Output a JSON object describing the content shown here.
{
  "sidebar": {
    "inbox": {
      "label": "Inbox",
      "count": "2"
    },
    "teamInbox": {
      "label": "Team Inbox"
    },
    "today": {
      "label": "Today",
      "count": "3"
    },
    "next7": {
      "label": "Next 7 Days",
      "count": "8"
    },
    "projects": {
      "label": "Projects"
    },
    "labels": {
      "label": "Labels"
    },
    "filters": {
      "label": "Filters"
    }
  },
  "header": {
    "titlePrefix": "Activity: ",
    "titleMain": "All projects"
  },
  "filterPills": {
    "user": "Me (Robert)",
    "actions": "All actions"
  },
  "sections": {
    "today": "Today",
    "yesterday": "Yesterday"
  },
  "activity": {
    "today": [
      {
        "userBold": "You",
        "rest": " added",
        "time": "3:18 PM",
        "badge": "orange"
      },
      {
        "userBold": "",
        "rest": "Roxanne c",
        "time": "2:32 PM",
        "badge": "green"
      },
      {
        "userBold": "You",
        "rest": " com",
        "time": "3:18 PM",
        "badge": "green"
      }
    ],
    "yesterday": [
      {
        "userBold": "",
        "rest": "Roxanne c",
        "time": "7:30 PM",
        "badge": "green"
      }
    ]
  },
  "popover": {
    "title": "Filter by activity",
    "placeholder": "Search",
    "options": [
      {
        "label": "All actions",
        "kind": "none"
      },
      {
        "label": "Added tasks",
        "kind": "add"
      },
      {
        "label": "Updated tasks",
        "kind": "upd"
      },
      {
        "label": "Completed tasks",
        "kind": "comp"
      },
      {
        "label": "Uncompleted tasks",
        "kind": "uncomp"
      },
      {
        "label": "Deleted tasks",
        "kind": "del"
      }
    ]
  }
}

+++

Objective
From the entries above, extract every line where the word "actions" appears.

Right answer
    "actions": "All actions"
        "label": "All actions",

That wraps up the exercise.